-- Start --

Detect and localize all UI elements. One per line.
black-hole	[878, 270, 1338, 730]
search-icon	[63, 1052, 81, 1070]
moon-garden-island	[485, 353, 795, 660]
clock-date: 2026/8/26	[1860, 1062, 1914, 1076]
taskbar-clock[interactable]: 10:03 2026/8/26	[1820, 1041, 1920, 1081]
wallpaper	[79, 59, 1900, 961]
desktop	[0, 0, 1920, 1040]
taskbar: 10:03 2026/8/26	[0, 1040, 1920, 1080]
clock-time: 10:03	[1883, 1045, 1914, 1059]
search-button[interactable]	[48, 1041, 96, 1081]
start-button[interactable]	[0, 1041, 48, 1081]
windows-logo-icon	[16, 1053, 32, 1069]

-- End --

### CHALLENGE
Duplicate every line of the items above exactly, with nothing added or left out.

### EXERCISE OUTPUT
Detect and localize all UI elements. One per line.
black-hole	[878, 270, 1338, 730]
search-icon	[63, 1052, 81, 1070]
moon-garden-island	[485, 353, 795, 660]
clock-date: 2026/8/26	[1860, 1062, 1914, 1076]
taskbar-clock[interactable]: 10:03 2026/8/26	[1820, 1041, 1920, 1081]
wallpaper	[79, 59, 1900, 961]
desktop	[0, 0, 1920, 1040]
taskbar: 10:03 2026/8/26	[0, 1040, 1920, 1080]
clock-time: 10:03	[1883, 1045, 1914, 1059]
search-button[interactable]	[48, 1041, 96, 1081]
start-button[interactable]	[0, 1041, 48, 1081]
windows-logo-icon	[16, 1053, 32, 1069]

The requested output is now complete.